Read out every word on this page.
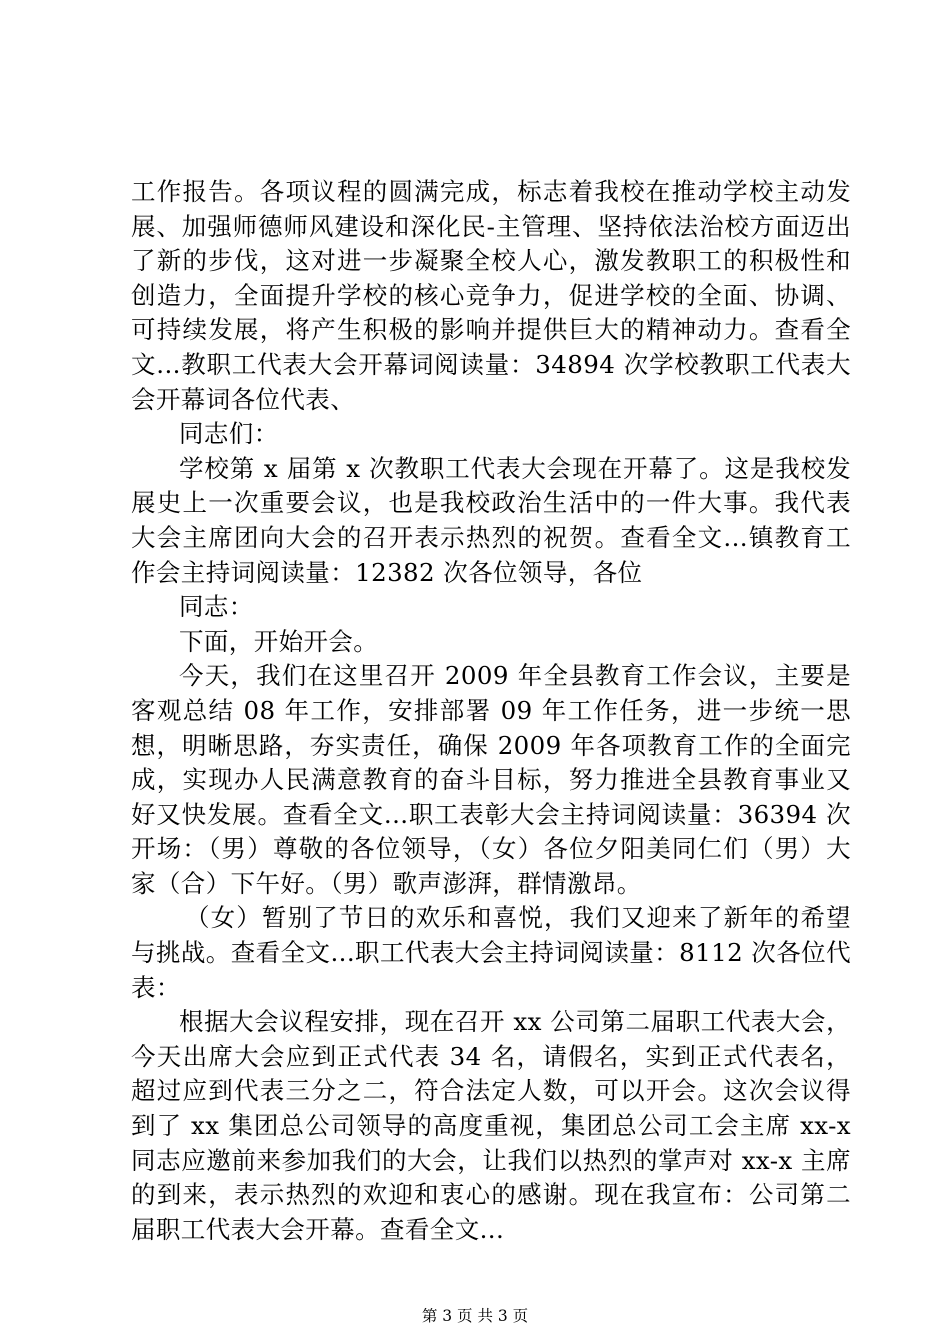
工作报告。各项议程的圆满完成，标志着我校在推动学校主动发展、加强师德师风建设和深化民-主管理、坚持依法治校方面迈出了新的步伐，这对进一步凝聚全校人心，激发教职工的积极性和创造力，全面提升学校的核心竞争力，促进学校的全面、协调、可持续发展，将产生积极的影响并提供巨大的精神动力。查看全文...教职工代表大会开幕词阅读量：34894 次学校教职工代表大会开幕词各位代表、

同志们：

学校第 x 届第 x 次教职工代表大会现在开幕了。这是我校发展史上一次重要会议，也是我校政治生活中的一件大事。我代表大会主席团向大会的召开表示热烈的祝贺。查看全文...镇教育工作会主持词阅读量：12382 次各位领导，各位

同志：

下面，开始开会。

今天，我们在这里召开 2009 年全县教育工作会议，主要是客观总结 08 年工作，安排部署 09 年工作任务，进一步统一思想，明晰思路，夯实责任，确保 2009 年各项教育工作的全面完成，实现办人民满意教育的奋斗目标，努力推进全县教育事业又好又快发展。查看全文...职工表彰大会主持词阅读量：36394 次开场：（男）尊敬的各位领导，（女）各位夕阳美同仁们（男）大家（合）下午好。（男）歌声澎湃，群情激昂。

（女）暂别了节日的欢乐和喜悦，我们又迎来了新年的希望与挑战。查看全文...职工代表大会主持词阅读量：8112 次各位代表：

根据大会议程安排，现在召开 xx 公司第二届职工代表大会，今天出席大会应到正式代表 34 名，请假名，实到正式代表名，超过应到代表三分之二，符合法定人数，可以开会。这次会议得到了 xx 集团总公司领导的高度重视，集团总公司工会主席 xx-x 同志应邀前来参加我们的大会，让我们以热烈的掌声对 xx-x 主席的到来，表示热烈的欢迎和衷心的感谢。现在我宣布：公司第二届职工代表大会开幕。查看全文...

第 3 页 共 3 页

::::::

▸ **Written problem**: Exactly reproduce each record, leaving out any pictures.

▸ **Response to the exercise**:
Read out every word on this page.
工作报告。各项议程的圆满完成，标志着我校在推动学校主动发展、加强师德师风建设和深化民-主管理、坚持依法治校方面迈出了新的步伐，这对进一步凝聚全校人心，激发教职工的积极性和创造力，全面提升学校的核心竞争力，促进学校的全面、协调、可持续发展，将产生积极的影响并提供巨大的精神动力。查看全文...教职工代表大会开幕词阅读量：34894 次学校教职工代表大会开幕词各位代表、

同志们：

学校第 x 届第 x 次教职工代表大会现在开幕了。这是我校发展史上一次重要会议，也是我校政治生活中的一件大事。我代表大会主席团向大会的召开表示热烈的祝贺。查看全文...镇教育工作会主持词阅读量：12382 次各位领导，各位

同志：

下面，开始开会。

今天，我们在这里召开 2009 年全县教育工作会议，主要是客观总结 08 年工作，安排部署 09 年工作任务，进一步统一思想，明晰思路，夯实责任，确保 2009 年各项教育工作的全面完成，实现办人民满意教育的奋斗目标，努力推进全县教育事业又好又快发展。查看全文...职工表彰大会主持词阅读量：36394 次开场：（男）尊敬的各位领导，（女）各位夕阳美同仁们（男）大家（合）下午好。（男）歌声澎湃，群情激昂。

（女）暂别了节日的欢乐和喜悦，我们又迎来了新年的希望与挑战。查看全文...职工代表大会主持词阅读量：8112 次各位代表：

根据大会议程安排，现在召开 xx 公司第二届职工代表大会，今天出席大会应到正式代表 34 名，请假名，实到正式代表名，超过应到代表三分之二，符合法定人数，可以开会。这次会议得到了 xx 集团总公司领导的高度重视，集团总公司工会主席 xx-x 同志应邀前来参加我们的大会，让我们以热烈的掌声对 xx-x 主席的到来，表示热烈的欢迎和衷心的感谢。现在我宣布：公司第二届职工代表大会开幕。查看全文...

第 3 页 共 3 页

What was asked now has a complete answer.